-------- Raw records

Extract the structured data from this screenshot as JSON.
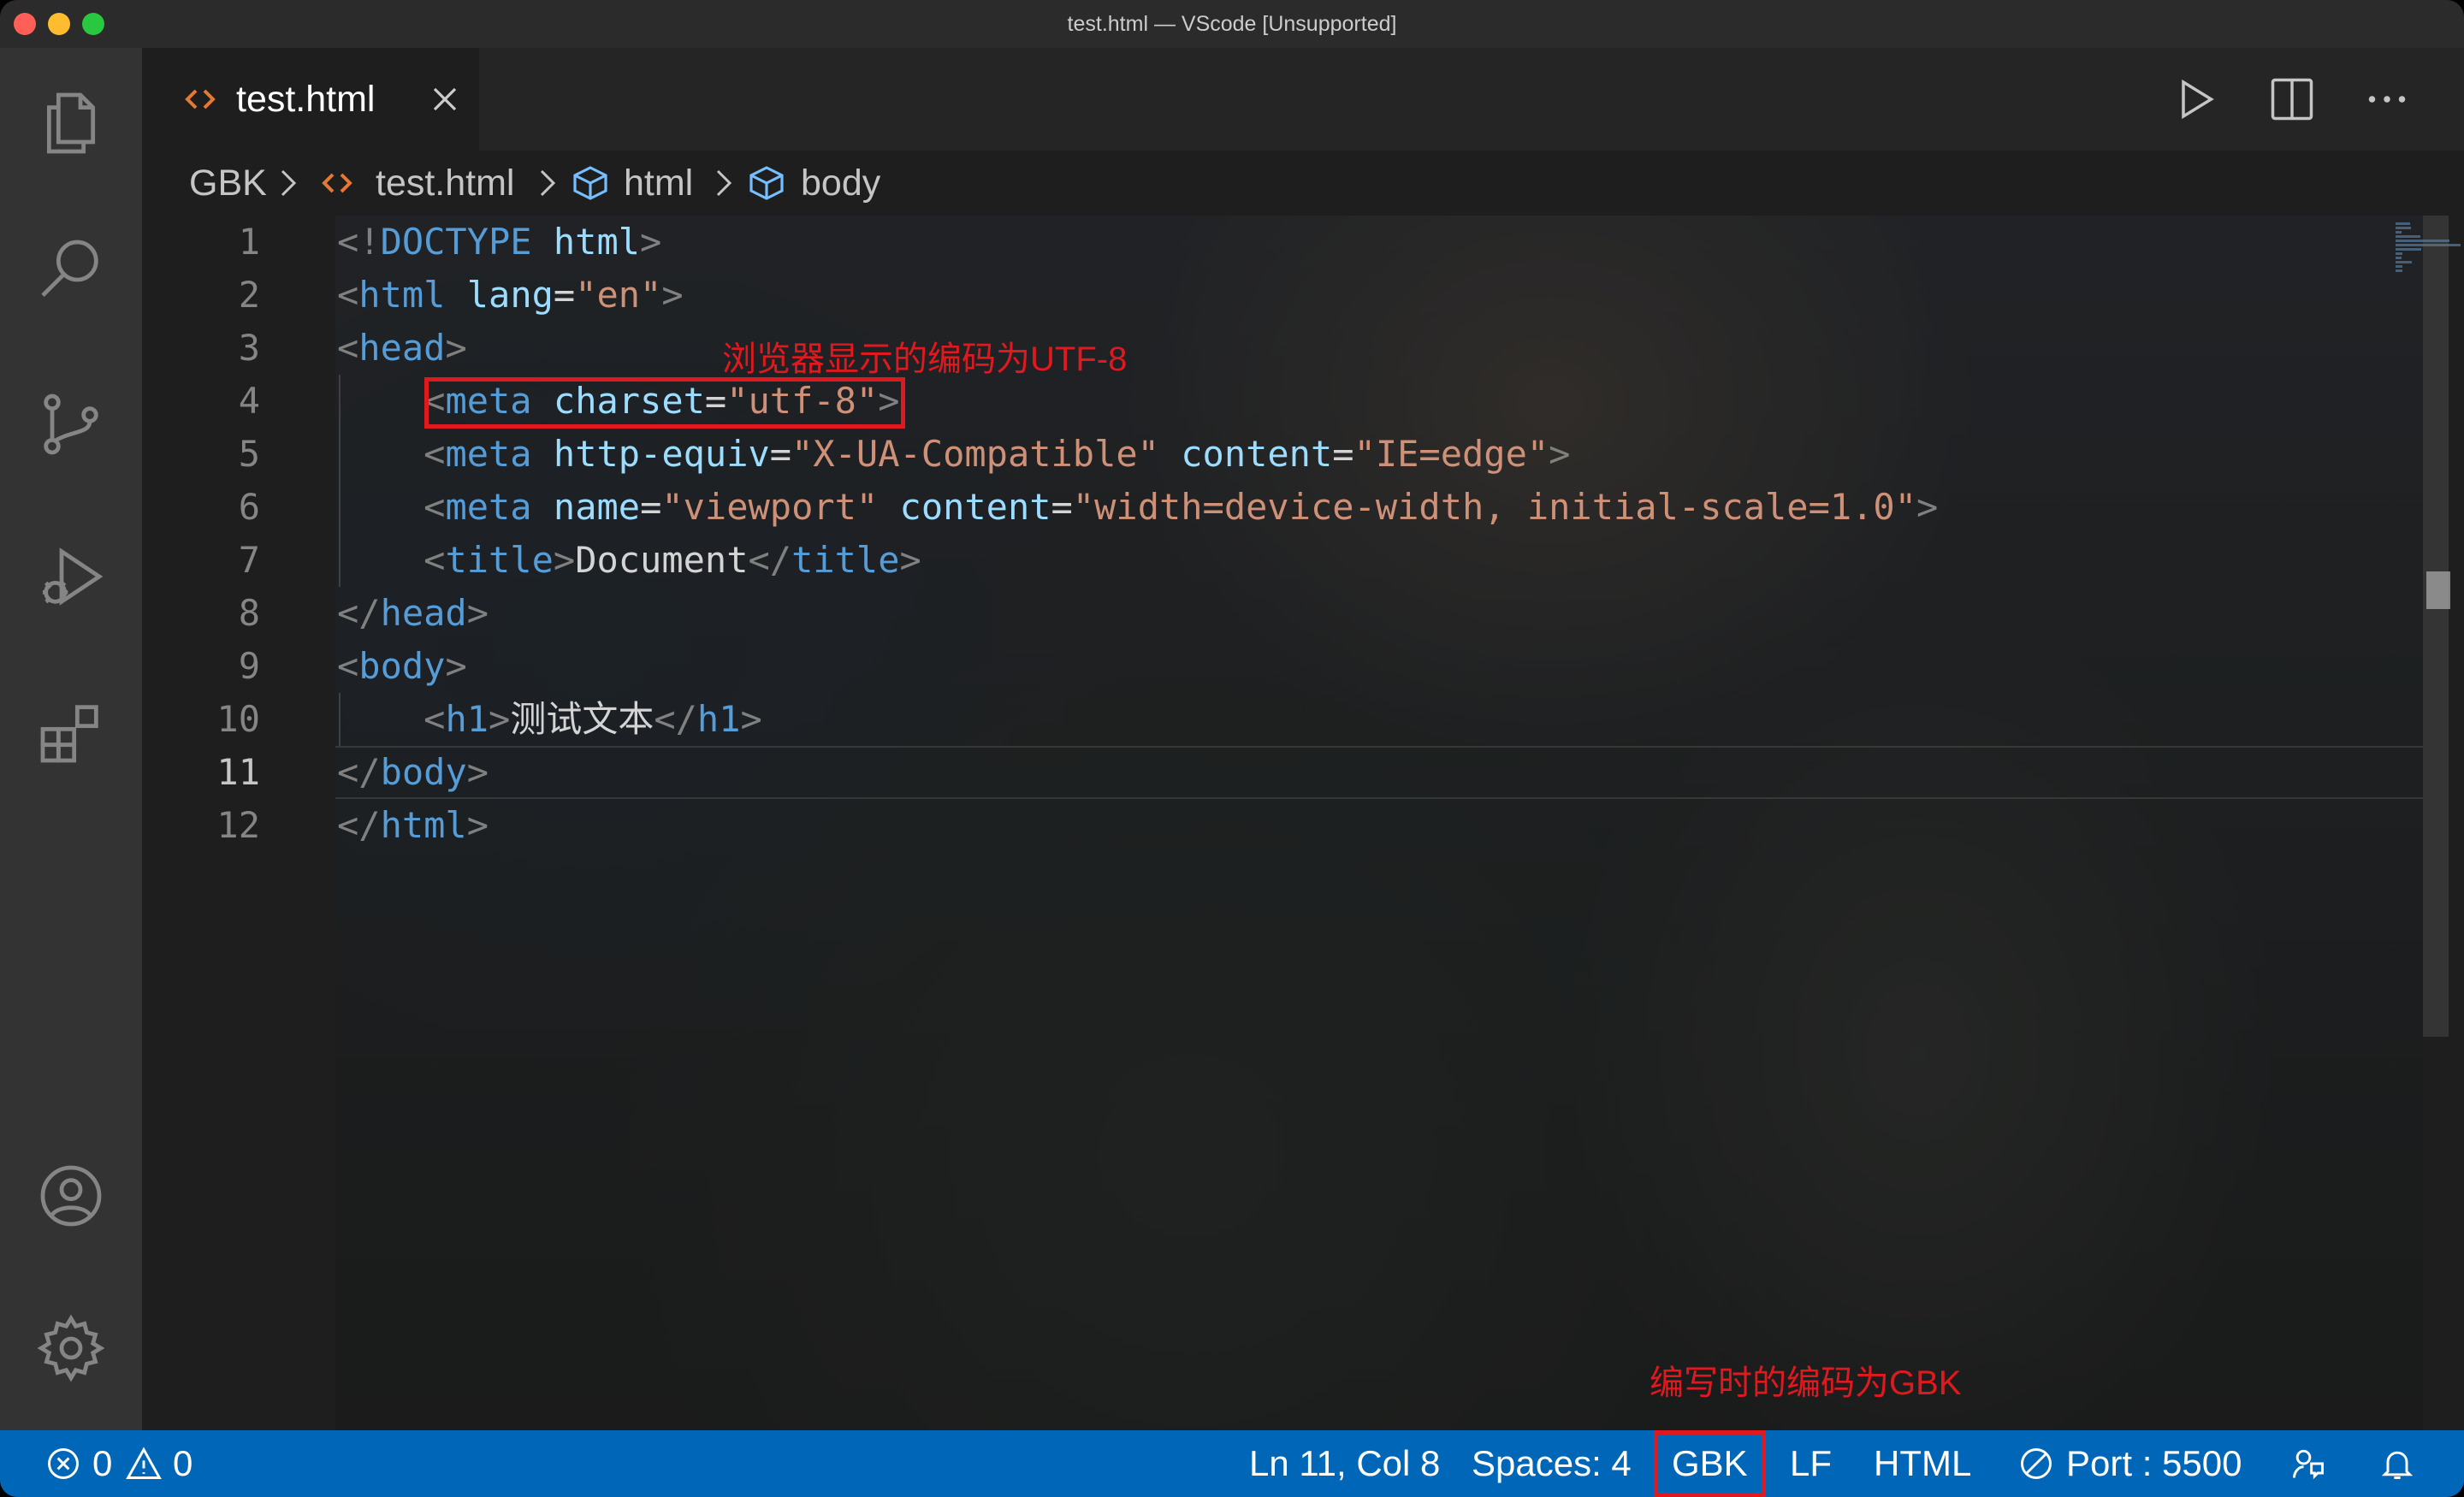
{
  "window": {
    "title": "test.html — VScode [Unsupported]"
  },
  "activity_bar": {
    "icons": [
      "files-icon",
      "search-icon",
      "source-control-icon",
      "run-debug-icon",
      "extensions-icon",
      "account-icon",
      "settings-gear-icon"
    ]
  },
  "tabs": [
    {
      "label": "test.html",
      "active": true
    }
  ],
  "editor_actions": [
    "run-icon",
    "split-editor-icon",
    "more-actions-icon"
  ],
  "breadcrumb": {
    "folder": "GBK",
    "file": "test.html",
    "symbols": [
      "html",
      "body"
    ]
  },
  "editor": {
    "active_line": 11,
    "lines": [
      {
        "n": "1",
        "tokens": [
          {
            "c": "brk",
            "t": "<!"
          },
          {
            "c": "tag",
            "t": "DOCTYPE"
          },
          {
            "c": "txt",
            "t": " "
          },
          {
            "c": "attr",
            "t": "html"
          },
          {
            "c": "brk",
            "t": ">"
          }
        ]
      },
      {
        "n": "2",
        "tokens": [
          {
            "c": "brk",
            "t": "<"
          },
          {
            "c": "tag",
            "t": "html"
          },
          {
            "c": "txt",
            "t": " "
          },
          {
            "c": "attr",
            "t": "lang"
          },
          {
            "c": "txt",
            "t": "="
          },
          {
            "c": "str",
            "t": "\"en\""
          },
          {
            "c": "brk",
            "t": ">"
          }
        ]
      },
      {
        "n": "3",
        "tokens": [
          {
            "c": "brk",
            "t": "<"
          },
          {
            "c": "tag",
            "t": "head"
          },
          {
            "c": "brk",
            "t": ">"
          }
        ]
      },
      {
        "n": "4",
        "tokens": [
          {
            "c": "txt",
            "t": "    "
          },
          {
            "c": "brk",
            "t": "<"
          },
          {
            "c": "tag",
            "t": "meta"
          },
          {
            "c": "txt",
            "t": " "
          },
          {
            "c": "attr",
            "t": "charset"
          },
          {
            "c": "txt",
            "t": "="
          },
          {
            "c": "str",
            "t": "\"utf-8\""
          },
          {
            "c": "brk",
            "t": ">"
          }
        ]
      },
      {
        "n": "5",
        "tokens": [
          {
            "c": "txt",
            "t": "    "
          },
          {
            "c": "brk",
            "t": "<"
          },
          {
            "c": "tag",
            "t": "meta"
          },
          {
            "c": "txt",
            "t": " "
          },
          {
            "c": "attr",
            "t": "http-equiv"
          },
          {
            "c": "txt",
            "t": "="
          },
          {
            "c": "str",
            "t": "\"X-UA-Compatible\""
          },
          {
            "c": "txt",
            "t": " "
          },
          {
            "c": "attr",
            "t": "content"
          },
          {
            "c": "txt",
            "t": "="
          },
          {
            "c": "str",
            "t": "\"IE=edge\""
          },
          {
            "c": "brk",
            "t": ">"
          }
        ]
      },
      {
        "n": "6",
        "tokens": [
          {
            "c": "txt",
            "t": "    "
          },
          {
            "c": "brk",
            "t": "<"
          },
          {
            "c": "tag",
            "t": "meta"
          },
          {
            "c": "txt",
            "t": " "
          },
          {
            "c": "attr",
            "t": "name"
          },
          {
            "c": "txt",
            "t": "="
          },
          {
            "c": "str",
            "t": "\"viewport\""
          },
          {
            "c": "txt",
            "t": " "
          },
          {
            "c": "attr",
            "t": "content"
          },
          {
            "c": "txt",
            "t": "="
          },
          {
            "c": "str",
            "t": "\"width=device-width, initial-scale=1.0\""
          },
          {
            "c": "brk",
            "t": ">"
          }
        ]
      },
      {
        "n": "7",
        "tokens": [
          {
            "c": "txt",
            "t": "    "
          },
          {
            "c": "brk",
            "t": "<"
          },
          {
            "c": "tag",
            "t": "title"
          },
          {
            "c": "brk",
            "t": ">"
          },
          {
            "c": "txt",
            "t": "Document"
          },
          {
            "c": "brk",
            "t": "</"
          },
          {
            "c": "tag",
            "t": "title"
          },
          {
            "c": "brk",
            "t": ">"
          }
        ]
      },
      {
        "n": "8",
        "tokens": [
          {
            "c": "brk",
            "t": "</"
          },
          {
            "c": "tag",
            "t": "head"
          },
          {
            "c": "brk",
            "t": ">"
          }
        ]
      },
      {
        "n": "9",
        "tokens": [
          {
            "c": "brk",
            "t": "<"
          },
          {
            "c": "tag",
            "t": "body"
          },
          {
            "c": "brk",
            "t": ">"
          }
        ]
      },
      {
        "n": "10",
        "tokens": [
          {
            "c": "txt",
            "t": "    "
          },
          {
            "c": "brk",
            "t": "<"
          },
          {
            "c": "tag",
            "t": "h1"
          },
          {
            "c": "brk",
            "t": ">"
          },
          {
            "c": "txt",
            "t": "测试文本"
          },
          {
            "c": "brk",
            "t": "</"
          },
          {
            "c": "tag",
            "t": "h1"
          },
          {
            "c": "brk",
            "t": ">"
          }
        ]
      },
      {
        "n": "11",
        "tokens": [
          {
            "c": "brk",
            "t": "</"
          },
          {
            "c": "tag",
            "t": "body"
          },
          {
            "c": "brk",
            "t": ">"
          }
        ]
      },
      {
        "n": "12",
        "tokens": [
          {
            "c": "brk",
            "t": "</"
          },
          {
            "c": "tag",
            "t": "html"
          },
          {
            "c": "brk",
            "t": ">"
          }
        ]
      }
    ]
  },
  "annotations": {
    "browser_encoding": "浏览器显示的编码为UTF-8",
    "writing_encoding": "编写时的编码为GBK"
  },
  "statusbar": {
    "errors": "0",
    "warnings": "0",
    "position": "Ln 11, Col 8",
    "spaces": "Spaces: 4",
    "encoding": "GBK",
    "eol": "LF",
    "language": "HTML",
    "port": "Port : 5500",
    "icons": [
      "error-icon",
      "warning-icon",
      "port-icon",
      "feedback-icon",
      "bell-icon"
    ]
  },
  "colors": {
    "statusbar_bg": "#0066b8",
    "annotation_red": "#e0191e",
    "tag_blue": "#569cd6",
    "attr_lightblue": "#9cdcfe",
    "string_orange": "#ce9178",
    "html_icon_orange": "#e37933"
  }
}
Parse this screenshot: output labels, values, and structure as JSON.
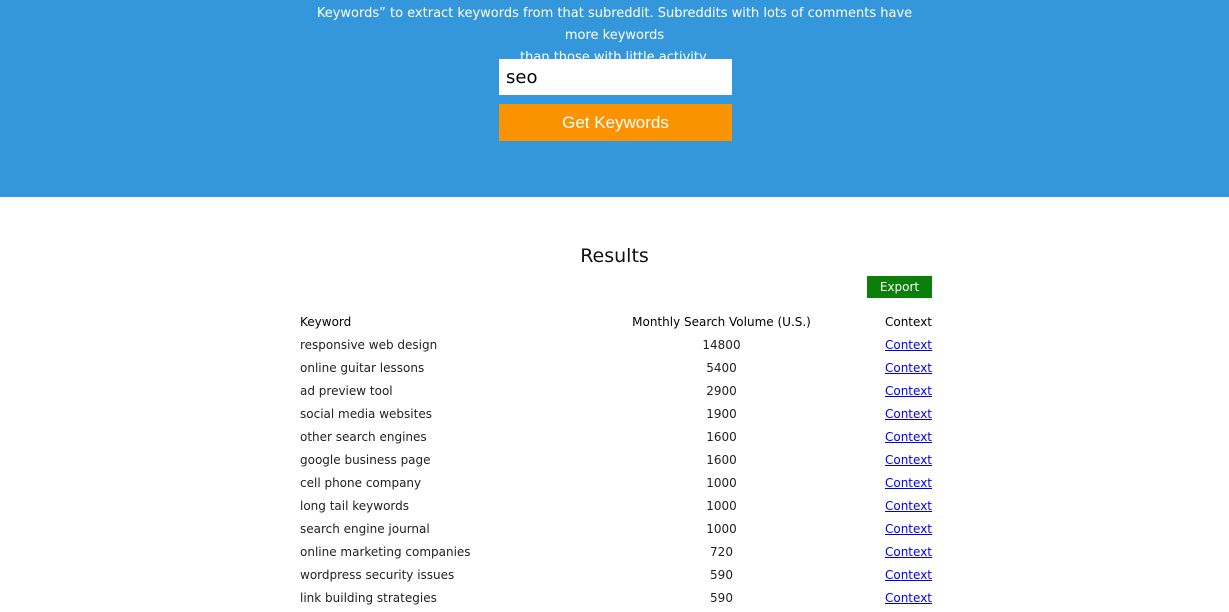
{
  "hero": {
    "intro_line1": "Keywords” to extract keywords from that subreddit. Subreddits with lots of comments have more keywords",
    "intro_line2": "than those with little activity.",
    "search_value": "seo",
    "button_label": "Get Keywords"
  },
  "results": {
    "title": "Results",
    "export_label": "Export",
    "headers": {
      "keyword": "Keyword",
      "volume": "Monthly Search Volume (U.S.)",
      "context": "Context"
    },
    "rows": [
      {
        "keyword": "responsive web design",
        "volume": "14800",
        "context": "Context"
      },
      {
        "keyword": "online guitar lessons",
        "volume": "5400",
        "context": "Context"
      },
      {
        "keyword": "ad preview tool",
        "volume": "2900",
        "context": "Context"
      },
      {
        "keyword": "social media websites",
        "volume": "1900",
        "context": "Context"
      },
      {
        "keyword": "other search engines",
        "volume": "1600",
        "context": "Context"
      },
      {
        "keyword": "google business page",
        "volume": "1600",
        "context": "Context"
      },
      {
        "keyword": "cell phone company",
        "volume": "1000",
        "context": "Context"
      },
      {
        "keyword": "long tail keywords",
        "volume": "1000",
        "context": "Context"
      },
      {
        "keyword": "search engine journal",
        "volume": "1000",
        "context": "Context"
      },
      {
        "keyword": "online marketing companies",
        "volume": "720",
        "context": "Context"
      },
      {
        "keyword": "wordpress security issues",
        "volume": "590",
        "context": "Context"
      },
      {
        "keyword": "link building strategies",
        "volume": "590",
        "context": "Context"
      }
    ]
  },
  "colors": {
    "hero_background": "#3497dc",
    "get_keywords_button": "#fb9300",
    "export_button": "#0a7f0a",
    "link": "#0000ee"
  }
}
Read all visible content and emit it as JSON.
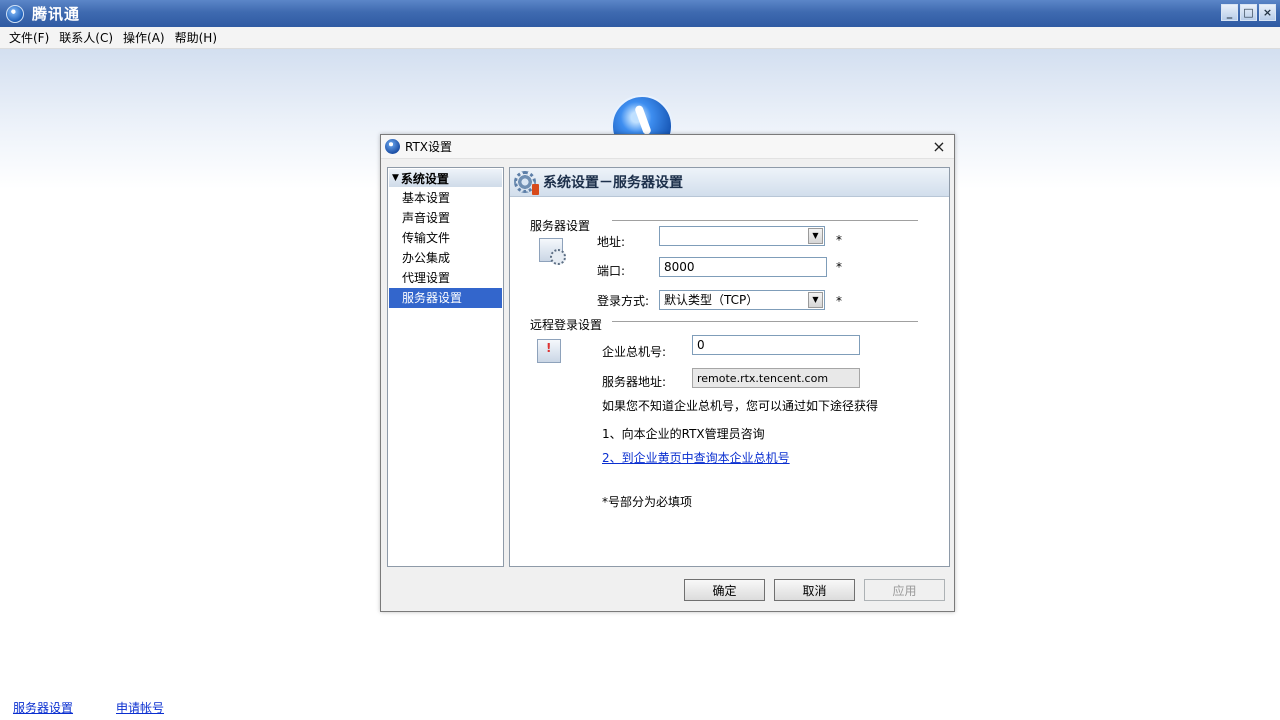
{
  "window": {
    "title": "腾讯通",
    "controls": {
      "minimize": "_",
      "maximize": "□",
      "close": "×"
    }
  },
  "menu": [
    {
      "label": "文件(F)"
    },
    {
      "label": "联系人(C)"
    },
    {
      "label": "操作(A)"
    },
    {
      "label": "帮助(H)"
    }
  ],
  "footer_links": {
    "server_settings": "服务器设置",
    "apply_account": "申请帐号"
  },
  "dialog": {
    "title": "RTX设置",
    "close_symbol": "×",
    "nav": {
      "group": "系统设置",
      "items": [
        "基本设置",
        "声音设置",
        "传输文件",
        "办公集成",
        "代理设置",
        "服务器设置"
      ],
      "selected": "服务器设置"
    },
    "header_title": "系统设置－服务器设置",
    "server_section": {
      "title": "服务器设置",
      "address_label": "地址:",
      "address_value": "",
      "port_label": "端口:",
      "port_value": "8000",
      "login_mode_label": "登录方式:",
      "login_mode_value": "默认类型（TCP）",
      "required_mark": "*"
    },
    "remote_section": {
      "title": "远程登录设置",
      "company_number_label": "企业总机号:",
      "company_number_value": "0",
      "server_address_label": "服务器地址:",
      "server_address_value": "remote.rtx.tencent.com",
      "hint": "如果您不知道企业总机号，您可以通过如下途径获得",
      "option1": "1、向本企业的RTX管理员咨询",
      "option2": "2、到企业黄页中查询本企业总机号",
      "required_note": "*号部分为必填项"
    },
    "buttons": {
      "ok": "确定",
      "cancel": "取消",
      "apply": "应用"
    }
  }
}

----------------

Stated problem:
Give only the number of lines in the records that include the word "online".

Response for this exercise:
2